What the task requires:
Read the entries below and pull out each line with the string "holes".
### Exercise data ###
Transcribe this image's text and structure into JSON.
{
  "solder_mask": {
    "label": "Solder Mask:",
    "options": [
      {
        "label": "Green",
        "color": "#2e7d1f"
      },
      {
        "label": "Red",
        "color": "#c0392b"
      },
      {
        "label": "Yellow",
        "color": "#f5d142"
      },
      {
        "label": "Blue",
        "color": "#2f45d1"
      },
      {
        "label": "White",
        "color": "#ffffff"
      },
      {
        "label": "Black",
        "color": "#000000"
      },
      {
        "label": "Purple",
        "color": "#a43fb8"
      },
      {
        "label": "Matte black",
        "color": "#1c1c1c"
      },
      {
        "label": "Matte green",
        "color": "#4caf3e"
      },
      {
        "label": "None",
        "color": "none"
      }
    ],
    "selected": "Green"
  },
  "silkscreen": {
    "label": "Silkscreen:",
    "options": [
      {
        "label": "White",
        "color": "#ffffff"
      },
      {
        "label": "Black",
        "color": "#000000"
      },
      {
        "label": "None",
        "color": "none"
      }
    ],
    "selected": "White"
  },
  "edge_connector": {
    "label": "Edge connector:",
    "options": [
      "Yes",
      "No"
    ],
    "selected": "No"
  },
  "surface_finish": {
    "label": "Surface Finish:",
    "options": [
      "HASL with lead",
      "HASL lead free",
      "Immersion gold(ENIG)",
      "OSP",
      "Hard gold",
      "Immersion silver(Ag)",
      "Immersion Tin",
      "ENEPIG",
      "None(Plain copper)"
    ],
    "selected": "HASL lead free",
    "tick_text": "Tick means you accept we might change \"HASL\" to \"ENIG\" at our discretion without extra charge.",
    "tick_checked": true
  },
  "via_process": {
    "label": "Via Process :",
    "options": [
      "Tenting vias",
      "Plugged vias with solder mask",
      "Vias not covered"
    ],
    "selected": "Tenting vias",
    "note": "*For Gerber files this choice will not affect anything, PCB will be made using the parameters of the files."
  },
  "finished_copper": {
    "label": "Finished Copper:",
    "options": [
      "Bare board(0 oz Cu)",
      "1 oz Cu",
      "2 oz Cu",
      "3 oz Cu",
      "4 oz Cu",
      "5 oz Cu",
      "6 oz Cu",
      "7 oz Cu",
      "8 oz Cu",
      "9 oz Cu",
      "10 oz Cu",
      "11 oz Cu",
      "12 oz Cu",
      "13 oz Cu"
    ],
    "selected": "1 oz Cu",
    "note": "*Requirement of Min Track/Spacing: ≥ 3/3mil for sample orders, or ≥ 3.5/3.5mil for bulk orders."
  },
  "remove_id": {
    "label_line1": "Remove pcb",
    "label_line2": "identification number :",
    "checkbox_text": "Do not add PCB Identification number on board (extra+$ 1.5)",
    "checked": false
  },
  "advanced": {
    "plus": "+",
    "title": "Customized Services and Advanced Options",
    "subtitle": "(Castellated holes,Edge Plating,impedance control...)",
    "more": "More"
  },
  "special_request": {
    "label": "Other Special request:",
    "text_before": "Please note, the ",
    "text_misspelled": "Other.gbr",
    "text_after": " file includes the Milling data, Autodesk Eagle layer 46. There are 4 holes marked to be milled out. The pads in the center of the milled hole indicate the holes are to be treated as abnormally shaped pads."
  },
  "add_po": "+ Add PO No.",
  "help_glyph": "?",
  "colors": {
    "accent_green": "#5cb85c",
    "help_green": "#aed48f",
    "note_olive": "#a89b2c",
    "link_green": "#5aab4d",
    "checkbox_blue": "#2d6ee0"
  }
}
###
Written response:
    "subtitle": "(Castellated holes,Edge Plating,impedance control...)",
    "text_after": " file includes the Milling data, Autodesk Eagle layer 46. There are 4 holes marked to be milled out. The pads in the center of the milled hole indicate the holes are to be treated as abnormally shaped pads."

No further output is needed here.